Find the lines that contain the word "berikut" and copy each one.

------------------------------------------------------------

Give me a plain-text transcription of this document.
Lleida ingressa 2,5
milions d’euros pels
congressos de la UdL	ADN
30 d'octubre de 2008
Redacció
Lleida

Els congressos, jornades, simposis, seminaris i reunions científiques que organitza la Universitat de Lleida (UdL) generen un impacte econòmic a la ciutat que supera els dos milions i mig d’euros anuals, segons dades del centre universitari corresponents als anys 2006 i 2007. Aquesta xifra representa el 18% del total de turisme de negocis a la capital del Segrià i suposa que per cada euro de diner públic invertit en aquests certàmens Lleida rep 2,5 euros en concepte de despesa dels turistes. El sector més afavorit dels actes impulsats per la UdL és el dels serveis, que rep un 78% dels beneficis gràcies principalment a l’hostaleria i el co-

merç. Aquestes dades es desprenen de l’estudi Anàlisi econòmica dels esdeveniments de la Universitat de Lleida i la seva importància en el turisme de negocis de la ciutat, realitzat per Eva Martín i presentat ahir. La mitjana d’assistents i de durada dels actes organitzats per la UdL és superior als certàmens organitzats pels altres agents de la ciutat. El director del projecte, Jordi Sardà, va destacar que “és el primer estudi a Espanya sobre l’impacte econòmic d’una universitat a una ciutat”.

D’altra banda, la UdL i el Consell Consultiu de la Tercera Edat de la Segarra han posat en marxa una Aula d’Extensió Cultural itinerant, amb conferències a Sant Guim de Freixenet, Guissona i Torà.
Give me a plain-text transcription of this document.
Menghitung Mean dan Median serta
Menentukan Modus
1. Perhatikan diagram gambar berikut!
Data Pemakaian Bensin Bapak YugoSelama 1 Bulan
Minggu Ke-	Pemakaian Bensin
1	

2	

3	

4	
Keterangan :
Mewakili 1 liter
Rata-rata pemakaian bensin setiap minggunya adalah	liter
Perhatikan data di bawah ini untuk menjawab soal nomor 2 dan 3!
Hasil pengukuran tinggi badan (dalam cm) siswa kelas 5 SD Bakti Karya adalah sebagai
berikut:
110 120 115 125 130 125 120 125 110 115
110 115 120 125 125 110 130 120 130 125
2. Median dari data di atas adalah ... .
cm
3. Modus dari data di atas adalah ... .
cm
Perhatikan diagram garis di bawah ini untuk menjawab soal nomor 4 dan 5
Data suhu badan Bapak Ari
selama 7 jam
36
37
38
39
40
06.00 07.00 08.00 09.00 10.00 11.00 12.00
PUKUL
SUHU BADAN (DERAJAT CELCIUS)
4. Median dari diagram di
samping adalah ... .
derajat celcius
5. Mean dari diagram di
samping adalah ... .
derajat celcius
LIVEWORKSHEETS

------------------------------------------------------------

* Complete output:
1. Perhatikan diagram gambar berikut!
berikut:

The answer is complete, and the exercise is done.